REQUIRED TASK.
An exact copy of every record is needed.

Extracted data entries.
-- START --

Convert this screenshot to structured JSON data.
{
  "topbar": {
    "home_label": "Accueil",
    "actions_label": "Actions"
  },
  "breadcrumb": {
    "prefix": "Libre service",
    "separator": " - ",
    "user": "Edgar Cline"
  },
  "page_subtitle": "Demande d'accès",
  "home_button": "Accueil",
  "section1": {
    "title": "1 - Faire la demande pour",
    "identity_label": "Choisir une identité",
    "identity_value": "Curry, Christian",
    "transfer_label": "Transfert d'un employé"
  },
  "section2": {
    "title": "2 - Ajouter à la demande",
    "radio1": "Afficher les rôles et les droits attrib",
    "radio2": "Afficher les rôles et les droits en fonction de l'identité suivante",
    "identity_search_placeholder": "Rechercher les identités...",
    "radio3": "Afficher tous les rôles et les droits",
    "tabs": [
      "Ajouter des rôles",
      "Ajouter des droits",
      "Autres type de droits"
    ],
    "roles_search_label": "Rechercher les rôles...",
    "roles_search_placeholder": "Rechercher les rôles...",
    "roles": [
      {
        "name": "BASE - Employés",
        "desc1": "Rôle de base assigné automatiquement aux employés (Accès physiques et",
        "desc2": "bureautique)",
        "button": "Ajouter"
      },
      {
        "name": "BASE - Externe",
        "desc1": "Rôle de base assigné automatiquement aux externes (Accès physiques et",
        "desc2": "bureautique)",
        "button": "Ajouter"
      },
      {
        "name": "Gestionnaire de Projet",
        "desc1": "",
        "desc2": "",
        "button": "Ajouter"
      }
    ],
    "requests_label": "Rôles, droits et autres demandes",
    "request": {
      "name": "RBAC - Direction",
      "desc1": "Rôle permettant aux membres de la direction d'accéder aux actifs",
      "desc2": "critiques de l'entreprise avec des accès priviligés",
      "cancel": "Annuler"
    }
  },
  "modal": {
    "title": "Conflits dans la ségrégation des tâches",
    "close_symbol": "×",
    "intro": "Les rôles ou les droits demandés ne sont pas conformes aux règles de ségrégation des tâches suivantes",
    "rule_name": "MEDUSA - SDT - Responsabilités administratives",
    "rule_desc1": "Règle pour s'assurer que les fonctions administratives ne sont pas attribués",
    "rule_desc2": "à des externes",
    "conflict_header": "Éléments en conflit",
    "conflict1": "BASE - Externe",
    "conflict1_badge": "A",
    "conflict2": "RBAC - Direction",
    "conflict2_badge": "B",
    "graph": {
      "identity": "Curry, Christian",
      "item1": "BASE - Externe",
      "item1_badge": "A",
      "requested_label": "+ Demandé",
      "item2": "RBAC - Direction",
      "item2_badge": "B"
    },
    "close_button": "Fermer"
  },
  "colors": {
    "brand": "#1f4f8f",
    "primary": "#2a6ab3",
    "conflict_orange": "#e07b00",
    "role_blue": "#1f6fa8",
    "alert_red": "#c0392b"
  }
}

-- END --

TASK ANSWER.
Convert this screenshot to structured JSON data.
{
  "topbar": {
    "home_label": "Accueil",
    "actions_label": "Actions"
  },
  "breadcrumb": {
    "prefix": "Libre service",
    "separator": " - ",
    "user": "Edgar Cline"
  },
  "page_subtitle": "Demande d'accès",
  "home_button": "Accueil",
  "section1": {
    "title": "1 - Faire la demande pour",
    "identity_label": "Choisir une identité",
    "identity_value": "Curry, Christian",
    "transfer_label": "Transfert d'un employé"
  },
  "section2": {
    "title": "2 - Ajouter à la demande",
    "radio1": "Afficher les rôles et les droits attrib",
    "radio2": "Afficher les rôles et les droits en fonction de l'identité suivante",
    "identity_search_placeholder": "Rechercher les identités...",
    "radio3": "Afficher tous les rôles et les droits",
    "tabs": [
      "Ajouter des rôles",
      "Ajouter des droits",
      "Autres type de droits"
    ],
    "roles_search_label": "Rechercher les rôles...",
    "roles_search_placeholder": "Rechercher les rôles...",
    "roles": [
      {
        "name": "BASE - Employés",
        "desc1": "Rôle de base assigné automatiquement aux employés (Accès physiques et",
        "desc2": "bureautique)",
        "button": "Ajouter"
      },
      {
        "name": "BASE - Externe",
        "desc1": "Rôle de base assigné automatiquement aux externes (Accès physiques et",
        "desc2": "bureautique)",
        "button": "Ajouter"
      },
      {
        "name": "Gestionnaire de Projet",
        "desc1": "",
        "desc2": "",
        "button": "Ajouter"
      }
    ],
    "requests_label": "Rôles, droits et autres demandes",
    "request": {
      "name": "RBAC - Direction",
      "desc1": "Rôle permettant aux membres de la direction d'accéder aux actifs",
      "desc2": "critiques de l'entreprise avec des accès priviligés",
      "cancel": "Annuler"
    }
  },
  "modal": {
    "title": "Conflits dans la ségrégation des tâches",
    "close_symbol": "×",
    "intro": "Les rôles ou les droits demandés ne sont pas conformes aux règles de ségrégation des tâches suivantes",
    "rule_name": "MEDUSA - SDT - Responsabilités administratives",
    "rule_desc1": "Règle pour s'assurer que les fonctions administratives ne sont pas attribués",
    "rule_desc2": "à des externes",
    "conflict_header": "Éléments en conflit",
    "conflict1": "BASE - Externe",
    "conflict1_badge": "A",
    "conflict2": "RBAC - Direction",
    "conflict2_badge": "B",
    "graph": {
      "identity": "Curry, Christian",
      "item1": "BASE - Externe",
      "item1_badge": "A",
      "requested_label": "+ Demandé",
      "item2": "RBAC - Direction",
      "item2_badge": "B"
    },
    "close_button": "Fermer"
  },
  "colors": {
    "brand": "#1f4f8f",
    "primary": "#2a6ab3",
    "conflict_orange": "#e07b00",
    "role_blue": "#1f6fa8",
    "alert_red": "#c0392b"
  }
}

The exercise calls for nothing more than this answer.